# YOUR GOAL:
Can you copy, word for word, the part of the Xen stack-pages patch review that opens with the words containing "Same question as" and closes with "get_stack_trace_bottom() and get_stack_dump_bottom()"?

# TEXT EXTRACT:
>>>

Same question as above regarding the "read-only" here.

Jan
Andrew Cooper May 29, 2020, 7:21 p.m. UTC | #2
On 28/05/2020 13:33, Jan Beulich wrote:
> On 27.05.2020 21:18, Andrew Cooper wrote:
>> --- a/xen/arch/x86/traps.c
>> +++ b/xen/arch/x86/traps.c
>> @@ -365,20 +365,15 @@ static void show_guest_stack(struct vcpu *v, const struct cpu_user_regs *regs)
>>  /*
>>   * Notes for get_stack_trace_bottom() and get_stack_dump_bottom()
>>   *
>> - * Stack pages 0 - 3:
>> + * Stack pages 1 - 4:
>>   *   These are all 1-page IST stacks.  Each of these stacks have an exception
>>   *   frame and saved register state at the top.  The interesting bound for a
>>   *   trace is the word adjacent to this, while the bound for a dump is the
>>   *   very top, including the exception frame.
>>   *
>> - * Stack pages 4 and 5:
>> - *   None of these are particularly interesting.  With MEMORY_GUARD, page 5 is
>> - *   explicitly not present, so attempting to dump or trace it is
>> - *   counterproductive.  Without MEMORY_GUARD, it is possible for a call chain
>> - *   to use the entire primary stack and wander into page 5.  In this case,
>> - *   consider these pages an extension of the primary stack to aid debugging
>> - *   hopefully rare situations where the primary stack has effective been
>> - *   overflown.
>> + * Stack pages 0 and 5:
>> + *   Shadow stacks.  These are mapped read-only, and used by CET-SS capable
>> + *   processors.  They will never contain regular stack data.

<<<

# SUPPLIED INFORMATION:
>>>

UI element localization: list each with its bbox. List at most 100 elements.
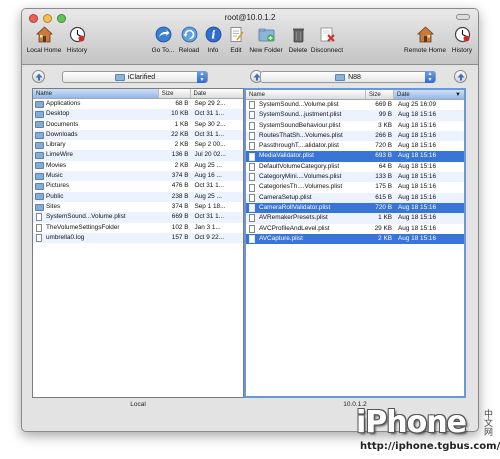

<<<

# FULL SOLUTION:
Same question as above regarding the "read-only" here.

Jan
Andrew Cooper May 29, 2020, 7:21 p.m. UTC | #2
On 28/05/2020 13:33, Jan Beulich wrote:
> On 27.05.2020 21:18, Andrew Cooper wrote:
>> --- a/xen/arch/x86/traps.c
>> +++ b/xen/arch/x86/traps.c
>> @@ -365,20 +365,15 @@ static void show_guest_stack(struct vcpu *v, const struct cpu_user_regs *regs)
>>  /*
>>   * Notes for get_stack_trace_bottom() and get_stack_dump_bottom()